Your answer should be a single number: the count of lines in the material below that hold "para".

### Extracted records ###

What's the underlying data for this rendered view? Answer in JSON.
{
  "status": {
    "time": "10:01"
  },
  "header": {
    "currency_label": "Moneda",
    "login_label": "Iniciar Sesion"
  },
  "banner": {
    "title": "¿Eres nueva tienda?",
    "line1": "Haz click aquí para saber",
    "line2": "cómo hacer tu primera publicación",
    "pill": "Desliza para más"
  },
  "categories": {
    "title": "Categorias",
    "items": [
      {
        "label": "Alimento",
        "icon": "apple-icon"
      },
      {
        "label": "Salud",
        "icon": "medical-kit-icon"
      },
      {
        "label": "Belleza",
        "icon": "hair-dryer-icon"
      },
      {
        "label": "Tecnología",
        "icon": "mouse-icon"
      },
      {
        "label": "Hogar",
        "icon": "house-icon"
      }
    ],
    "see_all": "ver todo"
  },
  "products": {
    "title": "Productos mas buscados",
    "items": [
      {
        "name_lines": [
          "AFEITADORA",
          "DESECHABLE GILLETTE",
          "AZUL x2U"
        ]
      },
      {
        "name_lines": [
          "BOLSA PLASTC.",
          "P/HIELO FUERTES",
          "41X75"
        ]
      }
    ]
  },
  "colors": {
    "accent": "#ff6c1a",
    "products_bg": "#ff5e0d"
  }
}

###

**Solution below**
2